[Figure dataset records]
== == ==

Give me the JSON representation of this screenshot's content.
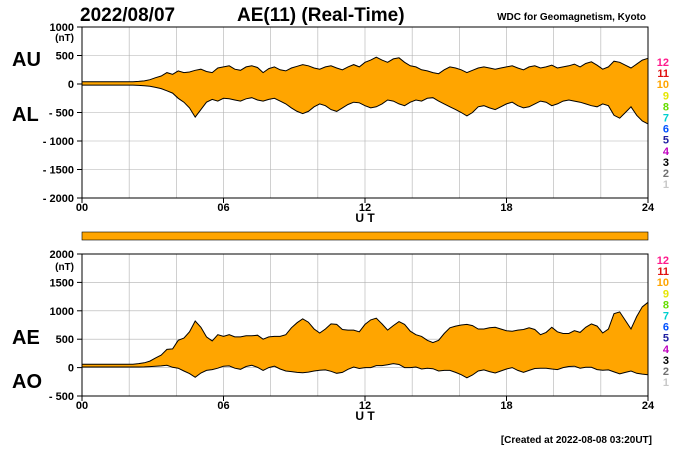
{
  "header": {
    "date": "2022/08/07",
    "title": "AE(11) (Real-Time)",
    "source": "WDC for Geomagnetism, Kyoto"
  },
  "footer": {
    "created": "[Created at 2022-08-08 03:20UT]"
  },
  "colors": {
    "fill": "#ffa500",
    "line": "#000000",
    "grid": "#b0b0b0"
  },
  "station_legend": {
    "labels": [
      "12",
      "11",
      "10",
      "9",
      "8",
      "7",
      "6",
      "5",
      "4",
      "3",
      "2",
      "1"
    ],
    "colors": [
      "#ff1a8c",
      "#e01010",
      "#ffa500",
      "#e6e600",
      "#66dd00",
      "#00d0d0",
      "#0050ff",
      "#2020a0",
      "#c000c0",
      "#000000",
      "#707070",
      "#c8c8c8"
    ]
  },
  "chart_data": [
    {
      "type": "area",
      "series": [
        {
          "name": "AU",
          "values": [
            40,
            40,
            40,
            40,
            40,
            40,
            40,
            40,
            40,
            40,
            45,
            55,
            75,
            110,
            140,
            200,
            170,
            230,
            200,
            210,
            240,
            260,
            220,
            200,
            280,
            300,
            320,
            260,
            240,
            300,
            320,
            290,
            200,
            270,
            300,
            250,
            230,
            280,
            310,
            340,
            320,
            280,
            260,
            300,
            320,
            280,
            250,
            300,
            340,
            300,
            380,
            420,
            470,
            420,
            380,
            440,
            460,
            380,
            320,
            300,
            250,
            230,
            200,
            180,
            250,
            300,
            280,
            250,
            200,
            240,
            280,
            300,
            280,
            260,
            280,
            300,
            320,
            280,
            250,
            300,
            320,
            280,
            300,
            330,
            280,
            300,
            320,
            350,
            300,
            360,
            390,
            330,
            260,
            300,
            400,
            380,
            330,
            280,
            350,
            420,
            450
          ]
        },
        {
          "name": "AL",
          "values": [
            -20,
            -20,
            -20,
            -20,
            -20,
            -20,
            -20,
            -20,
            -20,
            -20,
            -25,
            -30,
            -40,
            -60,
            -80,
            -120,
            -160,
            -250,
            -320,
            -420,
            -580,
            -450,
            -320,
            -270,
            -300,
            -250,
            -260,
            -280,
            -300,
            -260,
            -240,
            -280,
            -300,
            -270,
            -250,
            -300,
            -350,
            -420,
            -480,
            -520,
            -480,
            -400,
            -350,
            -380,
            -450,
            -480,
            -420,
            -360,
            -320,
            -330,
            -380,
            -420,
            -400,
            -350,
            -280,
            -300,
            -350,
            -380,
            -320,
            -280,
            -300,
            -250,
            -240,
            -300,
            -350,
            -400,
            -450,
            -500,
            -560,
            -500,
            -400,
            -380,
            -420,
            -450,
            -400,
            -350,
            -320,
            -380,
            -420,
            -400,
            -350,
            -300,
            -320,
            -380,
            -350,
            -300,
            -280,
            -300,
            -320,
            -350,
            -380,
            -400,
            -350,
            -380,
            -550,
            -600,
            -500,
            -400,
            -550,
            -650,
            -700
          ]
        }
      ],
      "x_range": [
        0,
        24
      ],
      "ylim": [
        -2000,
        1000
      ],
      "x_ticks": [
        "00",
        "06",
        "12",
        "18",
        "24"
      ],
      "y_ticks": [
        "1000",
        "500",
        "0",
        "- 500",
        "- 1000",
        "- 1500",
        "- 2000"
      ],
      "unit": "(nT)",
      "xlabel": "U T",
      "upper_label": "AU",
      "lower_label": "AL",
      "grid": true
    },
    {
      "type": "area",
      "series": [
        {
          "name": "AE",
          "values": [
            60,
            60,
            60,
            60,
            60,
            60,
            60,
            60,
            60,
            60,
            70,
            85,
            115,
            170,
            220,
            320,
            330,
            480,
            520,
            630,
            820,
            710,
            540,
            470,
            580,
            550,
            580,
            540,
            540,
            560,
            560,
            570,
            500,
            540,
            550,
            550,
            580,
            700,
            790,
            860,
            800,
            680,
            610,
            680,
            770,
            760,
            670,
            660,
            660,
            630,
            760,
            840,
            870,
            770,
            660,
            740,
            810,
            760,
            640,
            580,
            550,
            480,
            440,
            480,
            600,
            700,
            730,
            750,
            760,
            740,
            680,
            680,
            700,
            710,
            680,
            650,
            640,
            660,
            670,
            700,
            670,
            580,
            620,
            710,
            630,
            600,
            600,
            650,
            620,
            710,
            770,
            730,
            610,
            680,
            950,
            980,
            830,
            680,
            900,
            1070,
            1150
          ]
        },
        {
          "name": "AO",
          "values": [
            10,
            10,
            10,
            10,
            10,
            10,
            10,
            10,
            10,
            10,
            10,
            12,
            17,
            25,
            30,
            40,
            5,
            -10,
            -60,
            -105,
            -170,
            -95,
            -50,
            -35,
            -10,
            25,
            30,
            -10,
            -30,
            20,
            40,
            5,
            -50,
            0,
            25,
            -25,
            -60,
            -70,
            -85,
            -90,
            -80,
            -60,
            -45,
            -40,
            -65,
            -100,
            -85,
            -30,
            10,
            -15,
            0,
            0,
            35,
            35,
            50,
            70,
            55,
            0,
            0,
            10,
            -25,
            -10,
            -20,
            -60,
            -50,
            -50,
            -85,
            -125,
            -180,
            -130,
            -60,
            -40,
            -70,
            -95,
            -60,
            -25,
            0,
            -50,
            -85,
            -50,
            -15,
            -10,
            -10,
            -25,
            -35,
            0,
            20,
            25,
            -10,
            5,
            5,
            -35,
            -45,
            -40,
            -75,
            -110,
            -85,
            -60,
            -100,
            -115,
            -125
          ]
        }
      ],
      "x_range": [
        0,
        24
      ],
      "ylim": [
        -500,
        2000
      ],
      "x_ticks": [
        "00",
        "06",
        "12",
        "18",
        "24"
      ],
      "y_ticks": [
        "2000",
        "1500",
        "1000",
        "500",
        "0",
        "- 500"
      ],
      "unit": "(nT)",
      "xlabel": "U T",
      "upper_label": "AE",
      "lower_label": "AO",
      "grid": true
    }
  ]
}
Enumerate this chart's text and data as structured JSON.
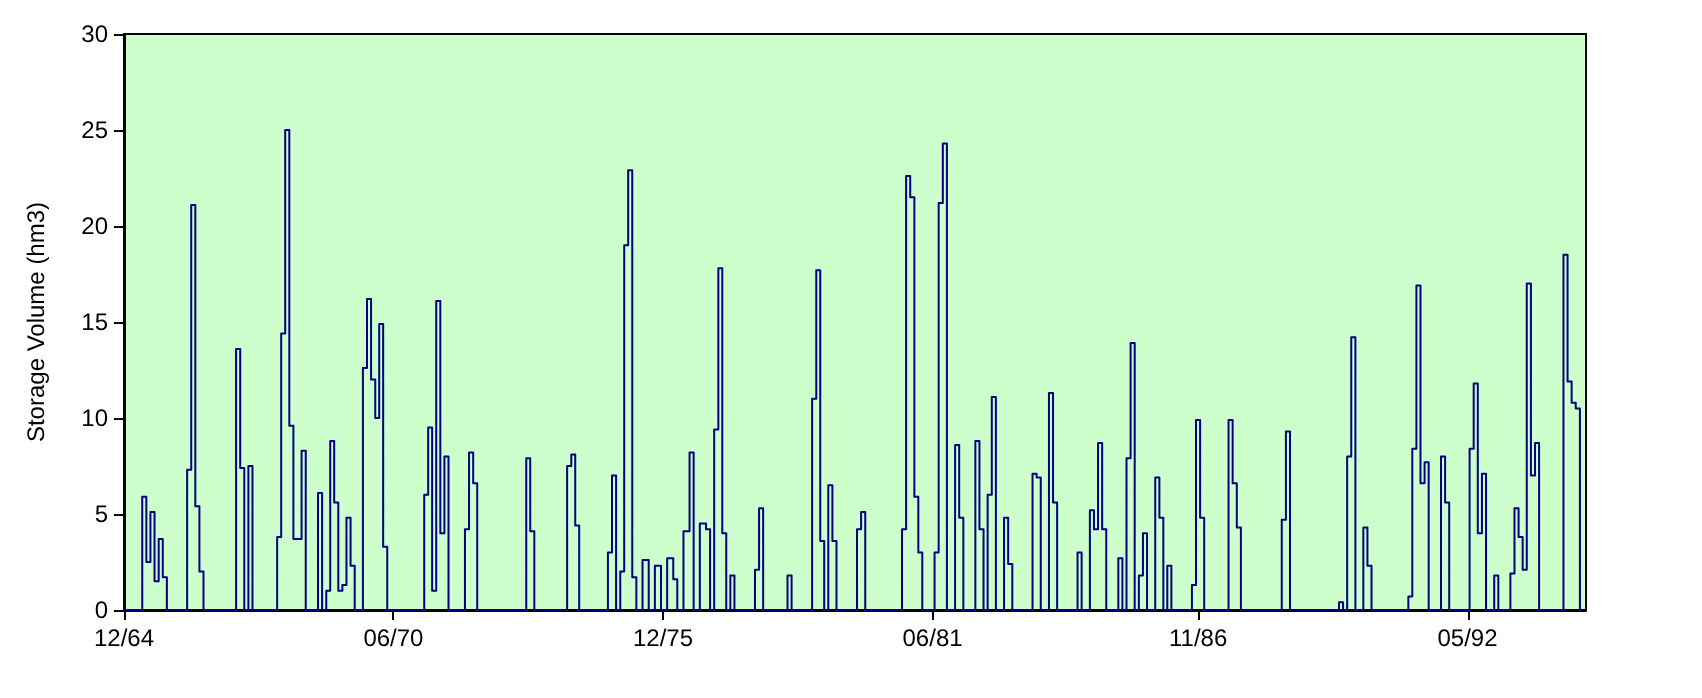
{
  "chart_data": {
    "type": "step",
    "ylabel": "Storage Volume (hm3)",
    "xlim": [
      "1964-12",
      "1994-10"
    ],
    "ylim": [
      0,
      30
    ],
    "yticks": [
      0,
      5,
      10,
      15,
      20,
      25,
      30
    ],
    "xticks": [
      {
        "value": "1964-12",
        "label": "12/64"
      },
      {
        "value": "1970-06",
        "label": "06/70"
      },
      {
        "value": "1975-12",
        "label": "12/75"
      },
      {
        "value": "1981-06",
        "label": "06/81"
      },
      {
        "value": "1986-11",
        "label": "11/86"
      },
      {
        "value": "1992-05",
        "label": "05/92"
      }
    ],
    "grid": false,
    "marker": "none",
    "line_style": "solid",
    "series": [
      {
        "color": "#000080",
        "x": [
          "1964-12",
          "1965-04",
          "1965-05",
          "1965-06",
          "1965-07",
          "1965-08",
          "1965-09",
          "1965-10",
          "1965-11",
          "1966-03",
          "1966-04",
          "1966-05",
          "1966-06",
          "1966-07",
          "1966-08",
          "1967-03",
          "1967-04",
          "1967-05",
          "1967-06",
          "1967-07",
          "1967-08",
          "1968-01",
          "1968-02",
          "1968-03",
          "1968-04",
          "1968-05",
          "1968-06",
          "1968-07",
          "1968-08",
          "1968-09",
          "1968-11",
          "1968-12",
          "1969-01",
          "1969-02",
          "1969-03",
          "1969-04",
          "1969-05",
          "1969-06",
          "1969-07",
          "1969-08",
          "1969-09",
          "1969-10",
          "1969-11",
          "1969-12",
          "1970-01",
          "1970-02",
          "1970-03",
          "1970-04",
          "1970-05",
          "1971-01",
          "1971-02",
          "1971-03",
          "1971-04",
          "1971-05",
          "1971-06",
          "1971-07",
          "1971-08",
          "1971-11",
          "1971-12",
          "1972-01",
          "1972-02",
          "1972-03",
          "1973-02",
          "1973-03",
          "1973-04",
          "1973-05",
          "1973-12",
          "1974-01",
          "1974-02",
          "1974-03",
          "1974-04",
          "1974-10",
          "1974-11",
          "1974-12",
          "1975-01",
          "1975-02",
          "1975-03",
          "1975-04",
          "1975-05",
          "1975-06",
          "1975-08",
          "1975-09",
          "1975-11",
          "1975-12",
          "1976-02",
          "1976-03",
          "1976-04",
          "1976-06",
          "1976-07",
          "1976-08",
          "1976-10",
          "1976-11",
          "1976-12",
          "1977-01",
          "1977-02",
          "1977-03",
          "1977-04",
          "1977-05",
          "1977-06",
          "1977-10",
          "1977-11",
          "1977-12",
          "1978-01",
          "1978-06",
          "1978-07",
          "1978-08",
          "1978-12",
          "1979-01",
          "1979-02",
          "1979-03",
          "1979-04",
          "1979-05",
          "1979-06",
          "1979-07",
          "1979-11",
          "1979-12",
          "1980-01",
          "1980-02",
          "1980-10",
          "1980-11",
          "1980-12",
          "1981-01",
          "1981-02",
          "1981-03",
          "1981-04",
          "1981-06",
          "1981-07",
          "1981-08",
          "1981-09",
          "1981-10",
          "1981-11",
          "1981-12",
          "1982-01",
          "1982-02",
          "1982-04",
          "1982-05",
          "1982-06",
          "1982-07",
          "1982-08",
          "1982-09",
          "1982-10",
          "1982-11",
          "1982-12",
          "1983-01",
          "1983-02",
          "1983-06",
          "1983-07",
          "1983-08",
          "1983-09",
          "1983-10",
          "1983-11",
          "1983-12",
          "1984-01",
          "1984-05",
          "1984-06",
          "1984-07",
          "1984-08",
          "1984-09",
          "1984-10",
          "1984-11",
          "1984-12",
          "1985-01",
          "1985-03",
          "1985-04",
          "1985-05",
          "1985-06",
          "1985-07",
          "1985-08",
          "1985-09",
          "1985-10",
          "1985-11",
          "1985-12",
          "1986-01",
          "1986-02",
          "1986-03",
          "1986-04",
          "1986-05",
          "1986-09",
          "1986-10",
          "1986-11",
          "1986-12",
          "1987-01",
          "1987-06",
          "1987-07",
          "1987-08",
          "1987-09",
          "1987-10",
          "1988-07",
          "1988-08",
          "1988-09",
          "1988-10",
          "1989-09",
          "1989-10",
          "1989-11",
          "1989-12",
          "1990-01",
          "1990-02",
          "1990-03",
          "1990-04",
          "1990-05",
          "1990-06",
          "1991-02",
          "1991-03",
          "1991-04",
          "1991-05",
          "1991-06",
          "1991-07",
          "1991-08",
          "1991-10",
          "1991-11",
          "1991-12",
          "1992-01",
          "1992-05",
          "1992-06",
          "1992-07",
          "1992-08",
          "1992-09",
          "1992-10",
          "1992-11",
          "1992-12",
          "1993-01",
          "1993-03",
          "1993-04",
          "1993-05",
          "1993-06",
          "1993-07",
          "1993-08",
          "1993-09",
          "1993-10",
          "1993-11",
          "1994-04",
          "1994-05",
          "1994-06",
          "1994-07",
          "1994-08",
          "1994-09"
        ],
        "values": [
          0,
          0,
          5.9,
          2.5,
          5.1,
          1.5,
          3.7,
          1.7,
          0,
          0,
          7.3,
          21.1,
          5.4,
          2,
          0,
          0,
          13.6,
          7.4,
          0,
          7.5,
          0,
          0,
          3.8,
          14.4,
          25,
          9.6,
          3.7,
          3.7,
          8.3,
          0,
          0,
          6.1,
          0,
          1,
          8.8,
          5.6,
          1,
          1.3,
          4.8,
          2.3,
          0,
          0,
          12.6,
          16.2,
          12,
          10,
          14.9,
          3.3,
          0,
          0,
          6,
          9.5,
          1,
          16.1,
          4,
          8,
          0,
          0,
          4.2,
          8.2,
          6.6,
          0,
          0,
          7.9,
          4.1,
          0,
          0,
          7.5,
          8.1,
          4.4,
          0,
          0,
          3,
          7,
          0,
          2,
          19,
          22.9,
          1.7,
          0,
          2.6,
          0,
          2.3,
          0,
          2.7,
          1.6,
          0,
          4.1,
          8.2,
          0,
          4.5,
          4.2,
          0,
          9.4,
          17.8,
          4,
          0,
          1.8,
          0,
          0,
          2.1,
          5.3,
          0,
          0,
          1.8,
          0,
          0,
          11,
          17.7,
          3.6,
          0,
          6.5,
          3.6,
          0,
          0,
          4.2,
          5.1,
          0,
          0,
          4.2,
          22.6,
          21.5,
          5.9,
          3,
          0,
          0,
          3,
          21.2,
          24.3,
          0,
          0,
          8.6,
          4.8,
          0,
          0,
          8.8,
          4.2,
          0,
          6,
          11.1,
          0,
          0,
          4.8,
          2.4,
          0,
          0,
          7.1,
          6.9,
          0,
          0,
          11.3,
          5.6,
          0,
          0,
          3,
          0,
          0,
          5.2,
          4.2,
          8.7,
          4.2,
          0,
          0,
          2.7,
          0,
          7.9,
          13.9,
          0,
          1.8,
          4,
          0,
          0,
          6.9,
          4.8,
          0,
          2.3,
          0,
          0,
          1.3,
          9.9,
          4.8,
          0,
          0,
          9.9,
          6.6,
          4.3,
          0,
          0,
          4.7,
          9.3,
          0,
          0,
          0.4,
          0,
          8,
          14.2,
          0,
          0,
          4.3,
          2.3,
          0,
          0,
          0.7,
          8.4,
          16.9,
          6.6,
          7.7,
          0,
          0,
          8,
          5.6,
          0,
          0,
          8.4,
          11.8,
          4,
          7.1,
          0,
          0,
          1.8,
          0,
          0,
          1.9,
          5.3,
          3.8,
          2.1,
          17,
          7,
          8.7,
          0,
          0,
          18.5,
          11.9,
          10.8,
          10.5,
          0
        ]
      }
    ]
  }
}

== == ==

## Task requirements
Copy out every line from the material above in which the word "grid" appears.

## Written reply
    "grid": "#b0b0b0"
      "grid": true
      "grid": true
    "grid": false,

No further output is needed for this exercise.